Leave out any picture and return the remaining listing below exactly as given.

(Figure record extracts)
____________

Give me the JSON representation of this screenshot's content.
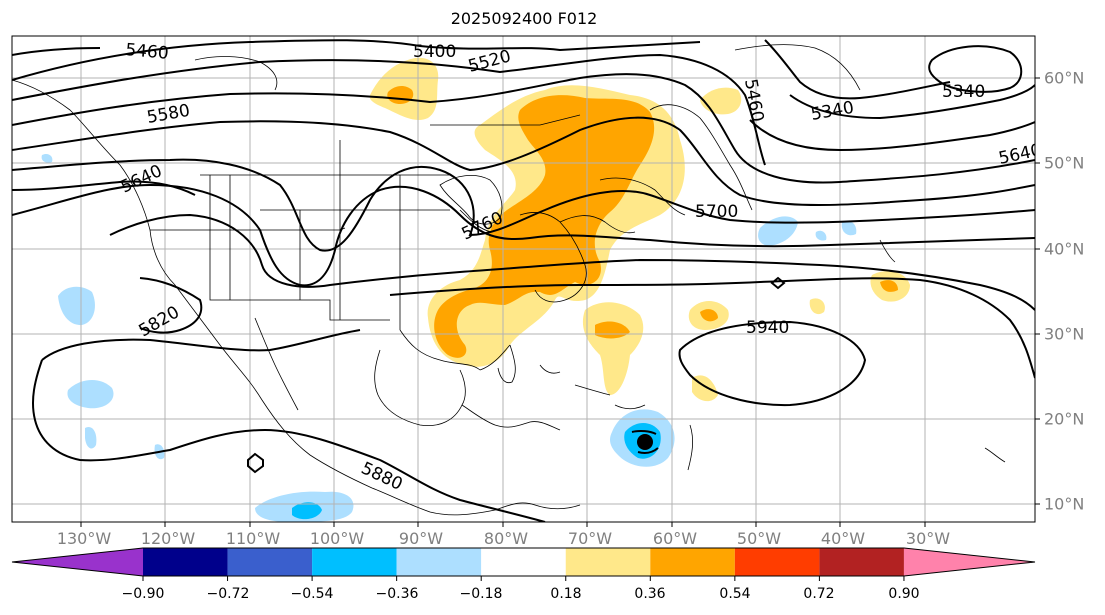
{
  "title": "2025092400 F012",
  "longitude_labels": [
    "130°W",
    "120°W",
    "110°W",
    "100°W",
    "90°W",
    "80°W",
    "70°W",
    "60°W",
    "50°W",
    "40°W",
    "30°W"
  ],
  "latitude_labels": [
    "60°N",
    "50°N",
    "40°N",
    "30°N",
    "20°N",
    "10°N"
  ],
  "contour_labels": [
    "5460",
    "5400",
    "5520",
    "5580",
    "5460",
    "5340",
    "5340",
    "5640",
    "5640",
    "5700",
    "5760",
    "5820",
    "5940",
    "5880"
  ],
  "colorbar": {
    "tick_labels": [
      "−0.90",
      "−0.72",
      "−0.54",
      "−0.36",
      "−0.18",
      "0.18",
      "0.36",
      "0.54",
      "0.72",
      "0.90"
    ],
    "colors": [
      "#9932CC",
      "#00008B",
      "#3A5FCD",
      "#00BFFF",
      "#ADDFFF",
      "#FFFFFF",
      "#FFE88A",
      "#FFA500",
      "#FF3D00",
      "#B22222",
      "#FF82AB"
    ]
  }
}
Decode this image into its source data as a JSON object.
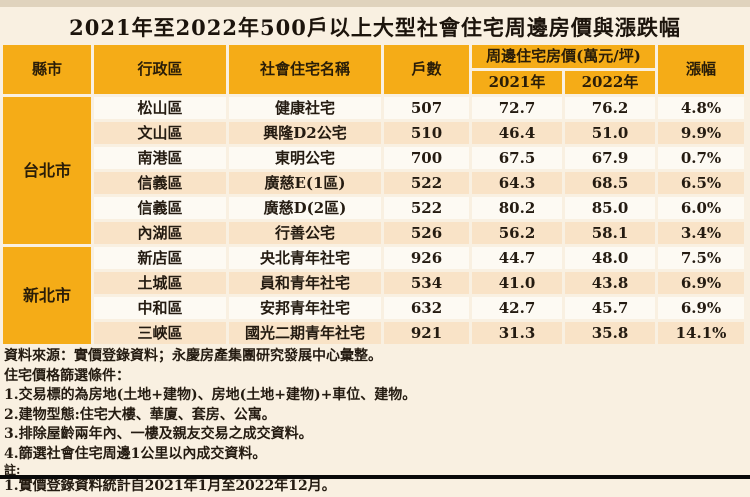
{
  "title": "2021年至2022年500戶以上大型社會住宅周邊房價與漲跌幅",
  "table": {
    "headers": {
      "county": "縣市",
      "district": "行政區",
      "housing_name": "社會住宅名稱",
      "units": "戶數",
      "price_group": "周邊住宅房價(萬元/坪)",
      "year_2021": "2021年",
      "year_2022": "2022年",
      "change": "漲幅"
    },
    "groups": [
      {
        "county": "台北市",
        "rows": [
          {
            "cells": [
              "松山區",
              "健康社宅",
              "507",
              "72.7",
              "76.2",
              "4.8%"
            ]
          },
          {
            "cells": [
              "文山區",
              "興隆D2公宅",
              "510",
              "46.4",
              "51.0",
              "9.9%"
            ]
          },
          {
            "cells": [
              "南港區",
              "東明公宅",
              "700",
              "67.5",
              "67.9",
              "0.7%"
            ]
          },
          {
            "cells": [
              "信義區",
              "廣慈E(1區)",
              "522",
              "64.3",
              "68.5",
              "6.5%"
            ]
          },
          {
            "cells": [
              "信義區",
              "廣慈D(2區)",
              "522",
              "80.2",
              "85.0",
              "6.0%"
            ]
          },
          {
            "cells": [
              "內湖區",
              "行善公宅",
              "526",
              "56.2",
              "58.1",
              "3.4%"
            ]
          }
        ]
      },
      {
        "county": "新北市",
        "rows": [
          {
            "cells": [
              "新店區",
              "央北青年社宅",
              "926",
              "44.7",
              "48.0",
              "7.5%"
            ]
          },
          {
            "cells": [
              "土城區",
              "員和青年社宅",
              "534",
              "41.0",
              "43.8",
              "6.9%"
            ]
          },
          {
            "cells": [
              "中和區",
              "安邦青年社宅",
              "632",
              "42.7",
              "45.7",
              "6.9%"
            ]
          },
          {
            "cells": [
              "三峽區",
              "國光二期青年社宅",
              "921",
              "31.3",
              "35.8",
              "14.1%"
            ]
          }
        ]
      }
    ]
  },
  "footer": {
    "lines": [
      "資料來源：實價登錄資料；永慶房產集團研究發展中心彙整。",
      "住宅價格篩選條件：",
      "1.交易標的為房地(土地+建物)、房地(土地+建物)+車位、建物。",
      "2.建物型態:住宅大樓、華廈、套房、公寓。",
      "3.排除屋齡兩年內、一樓及親友交易之成交資料。",
      "4.篩選社會住宅周邊1公里以內成交資料。",
      "註:",
      "1.實價登錄資料統計自2021年1月至2022年12月。"
    ]
  },
  "colors": {
    "header_amber": "#f5ac17",
    "page_cream": "#f9f0e1",
    "row_white": "#fdfaf3",
    "row_peach": "#f9e3c7",
    "text_dark": "#241b11",
    "bottom_bar": "#0a0a0a"
  }
}
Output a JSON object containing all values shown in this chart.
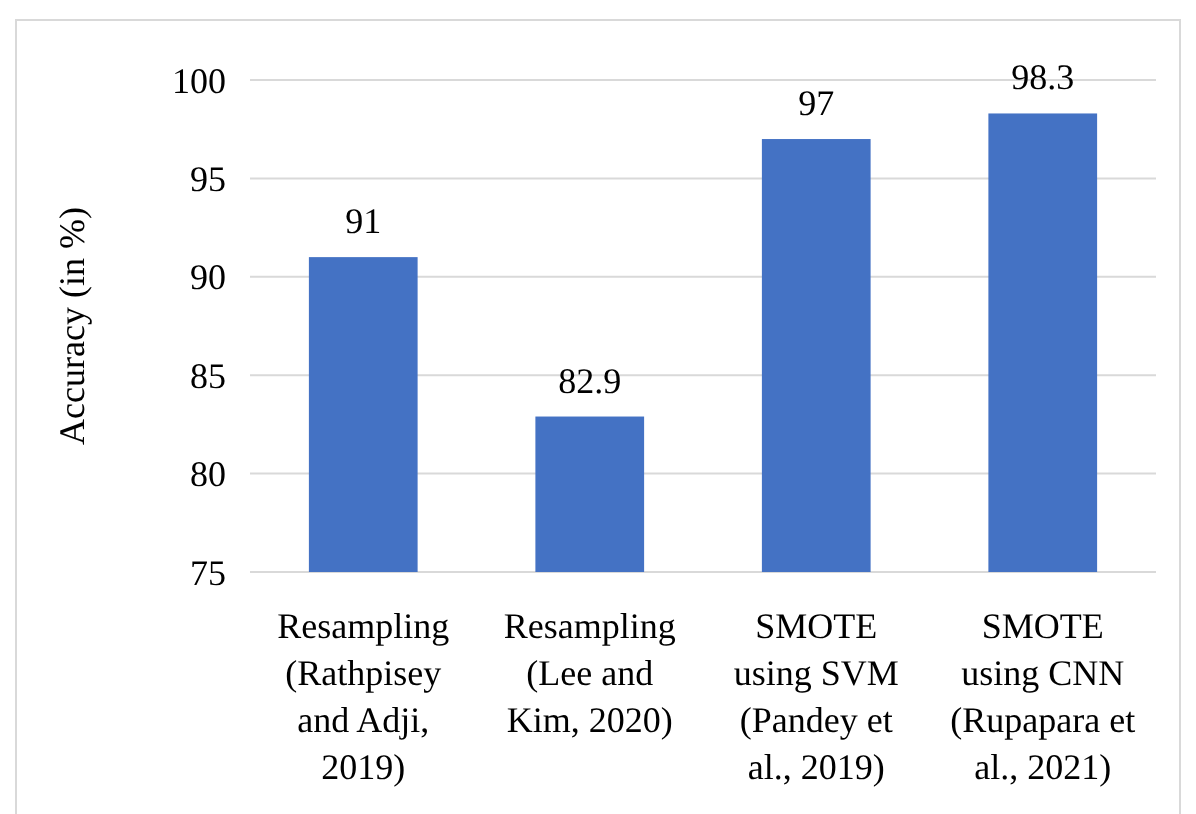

____________

● **Response**
Give me the JSON representation of this screenshot's content.
{
  "title": "2025092400 F012",
  "longitude_labels": [
    "130°W",
    "120°W",
    "110°W",
    "100°W",
    "90°W",
    "80°W",
    "70°W",
    "60°W",
    "50°W",
    "40°W",
    "30°W"
  ],
  "latitude_labels": [
    "60°N",
    "50°N",
    "40°N",
    "30°N",
    "20°N",
    "10°N"
  ],
  "contour_labels": [
    "5460",
    "5400",
    "5520",
    "5580",
    "5460",
    "5340",
    "5340",
    "5640",
    "5640",
    "5700",
    "5760",
    "5820",
    "5940",
    "5880"
  ],
  "colorbar": {
    "tick_labels": [
      "−0.90",
      "−0.72",
      "−0.54",
      "−0.36",
      "−0.18",
      "0.18",
      "0.36",
      "0.54",
      "0.72",
      "0.90"
    ],
    "colors": [
      "#9932CC",
      "#00008B",
      "#3A5FCD",
      "#00BFFF",
      "#ADDFFF",
      "#FFFFFF",
      "#FFE88A",
      "#FFA500",
      "#FF3D00",
      "#B22222",
      "#FF82AB"
    ]
  }
}
Decode this image into its source data as a JSON object.
{
  "title": "2021年至2022年500戶以上大型社會住宅周邊房價與漲跌幅",
  "table": {
    "headers": {
      "county": "縣市",
      "district": "行政區",
      "housing_name": "社會住宅名稱",
      "units": "戶數",
      "price_group": "周邊住宅房價(萬元/坪)",
      "year_2021": "2021年",
      "year_2022": "2022年",
      "change": "漲幅"
    },
    "groups": [
      {
        "county": "台北市",
        "rows": [
          {
            "cells": [
              "松山區",
              "健康社宅",
              "507",
              "72.7",
              "76.2",
              "4.8%"
            ]
          },
          {
            "cells": [
              "文山區",
              "興隆D2公宅",
              "510",
              "46.4",
              "51.0",
              "9.9%"
            ]
          },
          {
            "cells": [
              "南港區",
              "東明公宅",
              "700",
              "67.5",
              "67.9",
              "0.7%"
            ]
          },
          {
            "cells": [
              "信義區",
              "廣慈E(1區)",
              "522",
              "64.3",
              "68.5",
              "6.5%"
            ]
          },
          {
            "cells": [
              "信義區",
              "廣慈D(2區)",
              "522",
              "80.2",
              "85.0",
              "6.0%"
            ]
          },
          {
            "cells": [
              "內湖區",
              "行善公宅",
              "526",
              "56.2",
              "58.1",
              "3.4%"
            ]
          }
        ]
      },
      {
        "county": "新北市",
        "rows": [
          {
            "cells": [
              "新店區",
              "央北青年社宅",
              "926",
              "44.7",
              "48.0",
              "7.5%"
            ]
          },
          {
            "cells": [
              "土城區",
              "員和青年社宅",
              "534",
              "41.0",
              "43.8",
              "6.9%"
            ]
          },
          {
            "cells": [
              "中和區",
              "安邦青年社宅",
              "632",
              "42.7",
              "45.7",
              "6.9%"
            ]
          },
          {
            "cells": [
              "三峽區",
              "國光二期青年社宅",
              "921",
              "31.3",
              "35.8",
              "14.1%"
            ]
          }
        ]
      }
    ]
  },
  "footer": {
    "lines": [
      "資料來源：實價登錄資料；永慶房產集團研究發展中心彙整。",
      "住宅價格篩選條件：",
      "1.交易標的為房地(土地+建物)、房地(土地+建物)+車位、建物。",
      "2.建物型態:住宅大樓、華廈、套房、公寓。",
      "3.排除屋齡兩年內、一樓及親友交易之成交資料。",
      "4.篩選社會住宅周邊1公里以內成交資料。",
      "註:",
      "1.實價登錄資料統計自2021年1月至2022年12月。"
    ]
  },
  "colors": {
    "header_amber": "#f5ac17",
    "page_cream": "#f9f0e1",
    "row_white": "#fdfaf3",
    "row_peach": "#f9e3c7",
    "text_dark": "#241b11",
    "bottom_bar": "#0a0a0a"
  }
}
Output a JSON object containing all values shown in this chart.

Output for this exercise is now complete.